● Task statement: The data below needs to be returned exactly, line for line.

── Extracted entries

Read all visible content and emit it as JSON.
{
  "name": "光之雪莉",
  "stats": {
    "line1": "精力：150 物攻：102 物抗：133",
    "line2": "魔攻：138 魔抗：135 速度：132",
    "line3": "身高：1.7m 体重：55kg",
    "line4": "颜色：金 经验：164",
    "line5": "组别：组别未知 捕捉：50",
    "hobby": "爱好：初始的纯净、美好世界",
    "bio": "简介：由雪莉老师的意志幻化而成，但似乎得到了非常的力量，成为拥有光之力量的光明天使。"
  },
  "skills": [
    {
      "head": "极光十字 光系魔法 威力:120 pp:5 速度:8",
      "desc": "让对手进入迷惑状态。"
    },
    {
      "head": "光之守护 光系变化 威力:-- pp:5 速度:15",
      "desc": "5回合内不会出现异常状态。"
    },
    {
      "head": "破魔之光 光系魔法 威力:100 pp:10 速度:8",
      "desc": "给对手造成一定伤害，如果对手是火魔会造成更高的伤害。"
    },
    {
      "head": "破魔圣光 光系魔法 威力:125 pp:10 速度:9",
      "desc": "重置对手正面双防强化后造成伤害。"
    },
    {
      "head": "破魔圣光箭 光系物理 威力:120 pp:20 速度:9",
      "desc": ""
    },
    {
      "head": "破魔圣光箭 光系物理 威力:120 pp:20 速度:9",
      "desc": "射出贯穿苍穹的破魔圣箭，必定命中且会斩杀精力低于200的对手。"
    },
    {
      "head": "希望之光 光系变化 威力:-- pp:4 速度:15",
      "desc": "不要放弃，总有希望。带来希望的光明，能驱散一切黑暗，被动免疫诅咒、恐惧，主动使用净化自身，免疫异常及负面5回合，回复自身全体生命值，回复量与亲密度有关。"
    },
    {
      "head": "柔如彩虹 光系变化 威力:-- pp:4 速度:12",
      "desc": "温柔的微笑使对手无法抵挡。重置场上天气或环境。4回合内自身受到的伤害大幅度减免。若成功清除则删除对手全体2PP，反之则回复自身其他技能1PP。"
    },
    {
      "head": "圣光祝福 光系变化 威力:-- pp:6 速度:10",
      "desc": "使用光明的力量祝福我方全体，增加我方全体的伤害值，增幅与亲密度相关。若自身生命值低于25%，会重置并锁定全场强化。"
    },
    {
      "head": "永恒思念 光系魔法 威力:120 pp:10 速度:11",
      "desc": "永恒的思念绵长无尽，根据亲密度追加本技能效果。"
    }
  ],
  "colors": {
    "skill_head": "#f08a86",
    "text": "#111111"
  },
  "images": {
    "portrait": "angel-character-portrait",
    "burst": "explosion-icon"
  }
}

────

● Task solution:
Read all visible content and emit it as JSON.
{
  "name": "光之雪莉",
  "stats": {
    "line1": "精力：150 物攻：102 物抗：133",
    "line2": "魔攻：138 魔抗：135 速度：132",
    "line3": "身高：1.7m 体重：55kg",
    "line4": "颜色：金 经验：164",
    "line5": "组别：组别未知 捕捉：50",
    "hobby": "爱好：初始的纯净、美好世界",
    "bio": "简介：由雪莉老师的意志幻化而成，但似乎得到了非常的力量，成为拥有光之力量的光明天使。"
  },
  "skills": [
    {
      "head": "极光十字 光系魔法 威力:120 pp:5 速度:8",
      "desc": "让对手进入迷惑状态。"
    },
    {
      "head": "光之守护 光系变化 威力:-- pp:5 速度:15",
      "desc": "5回合内不会出现异常状态。"
    },
    {
      "head": "破魔之光 光系魔法 威力:100 pp:10 速度:8",
      "desc": "给对手造成一定伤害，如果对手是火魔会造成更高的伤害。"
    },
    {
      "head": "破魔圣光 光系魔法 威力:125 pp:10 速度:9",
      "desc": "重置对手正面双防强化后造成伤害。"
    },
    {
      "head": "破魔圣光箭 光系物理 威力:120 pp:20 速度:9",
      "desc": ""
    },
    {
      "head": "破魔圣光箭 光系物理 威力:120 pp:20 速度:9",
      "desc": "射出贯穿苍穹的破魔圣箭，必定命中且会斩杀精力低于200的对手。"
    },
    {
      "head": "希望之光 光系变化 威力:-- pp:4 速度:15",
      "desc": "不要放弃，总有希望。带来希望的光明，能驱散一切黑暗，被动免疫诅咒、恐惧，主动使用净化自身，免疫异常及负面5回合，回复自身全体生命值，回复量与亲密度有关。"
    },
    {
      "head": "柔如彩虹 光系变化 威力:-- pp:4 速度:12",
      "desc": "温柔的微笑使对手无法抵挡。重置场上天气或环境。4回合内自身受到的伤害大幅度减免。若成功清除则删除对手全体2PP，反之则回复自身其他技能1PP。"
    },
    {
      "head": "圣光祝福 光系变化 威力:-- pp:6 速度:10",
      "desc": "使用光明的力量祝福我方全体，增加我方全体的伤害值，增幅与亲密度相关。若自身生命值低于25%，会重置并锁定全场强化。"
    },
    {
      "head": "永恒思念 光系魔法 威力:120 pp:10 速度:11",
      "desc": "永恒的思念绵长无尽，根据亲密度追加本技能效果。"
    }
  ],
  "colors": {
    "skill_head": "#f08a86",
    "text": "#111111"
  },
  "images": {
    "portrait": "angel-character-portrait",
    "burst": "explosion-icon"
  }
}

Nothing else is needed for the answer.